GIVEN EXERCISE → Make an exact copy of the entries below with the pictures removed.

□ □ □ □ □ □ □

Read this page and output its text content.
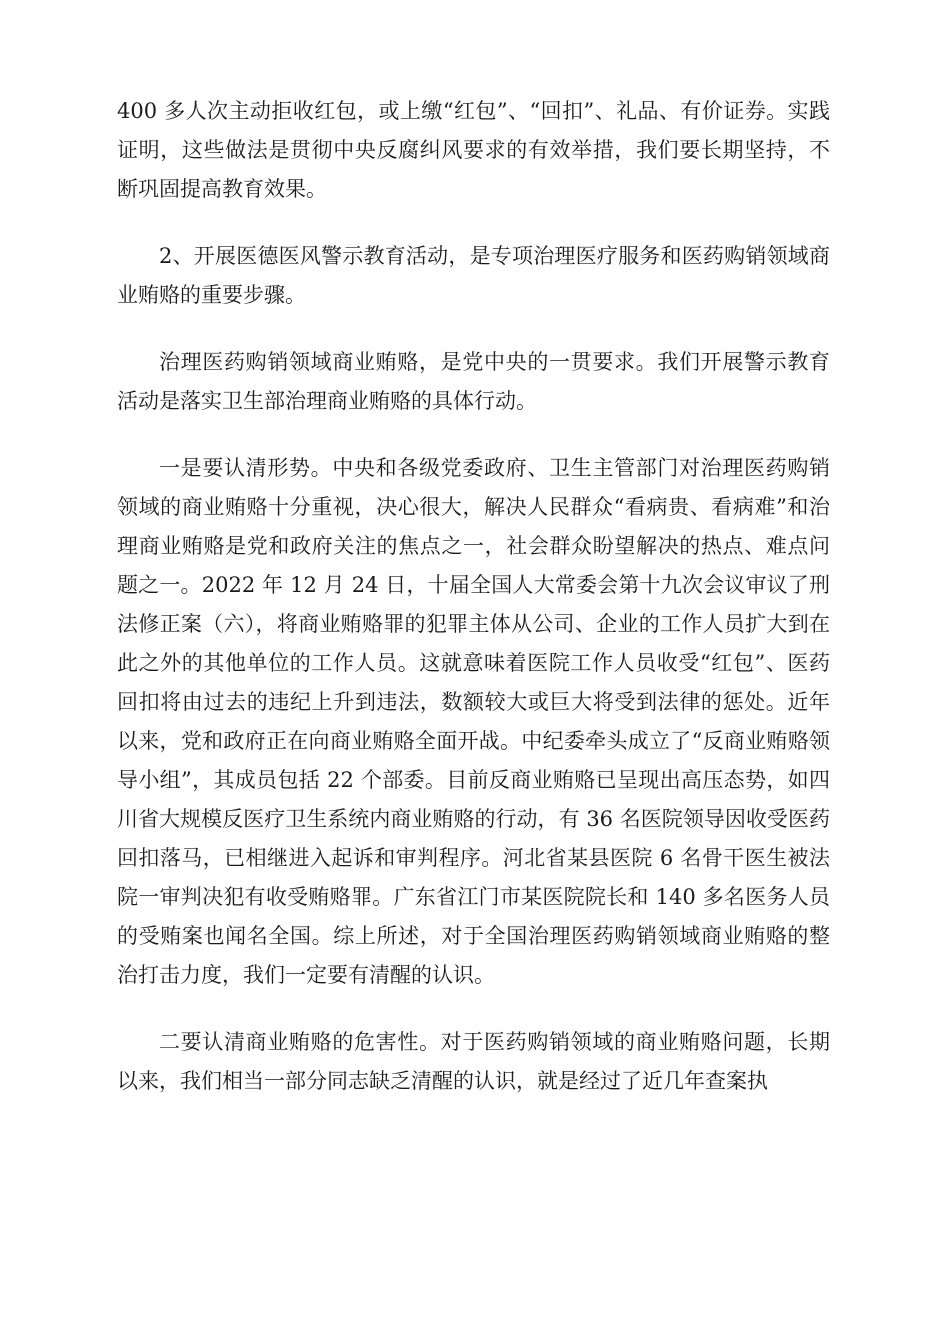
400 多人次主动拒收红包，或上缴“红包”、“回扣”、礼品、有价证券。实践证明，这些做法是贯彻中央反腐纠风要求的有效举措，我们要长期坚持，不断巩固提高教育效果。

2、开展医德医风警示教育活动，是专项治理医疗服务和医药购销领域商业贿赂的重要步骤。

治理医药购销领域商业贿赂，是党中央的一贯要求。我们开展警示教育活动是落实卫生部治理商业贿赂的具体行动。

一是要认清形势。中央和各级党委政府、卫生主管部门对治理医药购销领域的商业贿赂十分重视，决心很大，解决人民群众“看病贵、看病难”和治理商业贿赂是党和政府关注的焦点之一，社会群众盼望解决的热点、难点问题之一。2022 年 12 月 24 日，十届全国人大常委会第十九次会议审议了刑法修正案（六），将商业贿赂罪的犯罪主体从公司、企业的工作人员扩大到在此之外的其他单位的工作人员。这就意味着医院工作人员收受“红包”、医药回扣将由过去的违纪上升到违法，数额较大或巨大将受到法律的惩处。近年以来，党和政府正在向商业贿赂全面开战。中纪委牵头成立了“反商业贿赂领导小组”，其成员包括 22 个部委。目前反商业贿赂已呈现出高压态势，如四川省大规模反医疗卫生系统内商业贿赂的行动，有 36 名医院领导因收受医药回扣落马，已相继进入起诉和审判程序。河北省某县医院 6 名骨干医生被法院一审判决犯有收受贿赂罪。广东省江门市某医院院长和 140 多名医务人员的受贿案也闻名全国。综上所述，对于全国治理医药购销领域商业贿赂的整治打击力度，我们一定要有清醒的认识。

二要认清商业贿赂的危害性。对于医药购销领域的商业贿赂问题，长期以来，我们相当一部分同志缺乏清醒的认识，就是经过了近几年查案执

□ □ □ □ □ □ □

EXPECTED OUTPUT →
Read this page and output its text content.
400 多人次主动拒收红包，或上缴“红包”、“回扣”、礼品、有价证券。实践证明，这些做法是贯彻中央反腐纠风要求的有效举措，我们要长期坚持，不断巩固提高教育效果。

2、开展医德医风警示教育活动，是专项治理医疗服务和医药购销领域商业贿赂的重要步骤。

治理医药购销领域商业贿赂，是党中央的一贯要求。我们开展警示教育活动是落实卫生部治理商业贿赂的具体行动。

一是要认清形势。中央和各级党委政府、卫生主管部门对治理医药购销领域的商业贿赂十分重视，决心很大，解决人民群众“看病贵、看病难”和治理商业贿赂是党和政府关注的焦点之一，社会群众盼望解决的热点、难点问题之一。2022 年 12 月 24 日，十届全国人大常委会第十九次会议审议了刑法修正案（六），将商业贿赂罪的犯罪主体从公司、企业的工作人员扩大到在此之外的其他单位的工作人员。这就意味着医院工作人员收受“红包”、医药回扣将由过去的违纪上升到违法，数额较大或巨大将受到法律的惩处。近年以来，党和政府正在向商业贿赂全面开战。中纪委牵头成立了“反商业贿赂领导小组”，其成员包括 22 个部委。目前反商业贿赂已呈现出高压态势，如四川省大规模反医疗卫生系统内商业贿赂的行动，有 36 名医院领导因收受医药回扣落马，已相继进入起诉和审判程序。河北省某县医院 6 名骨干医生被法院一审判决犯有收受贿赂罪。广东省江门市某医院院长和 140 多名医务人员的受贿案也闻名全国。综上所述，对于全国治理医药购销领域商业贿赂的整治打击力度，我们一定要有清醒的认识。

二要认清商业贿赂的危害性。对于医药购销领域的商业贿赂问题，长期以来，我们相当一部分同志缺乏清醒的认识，就是经过了近几年查案执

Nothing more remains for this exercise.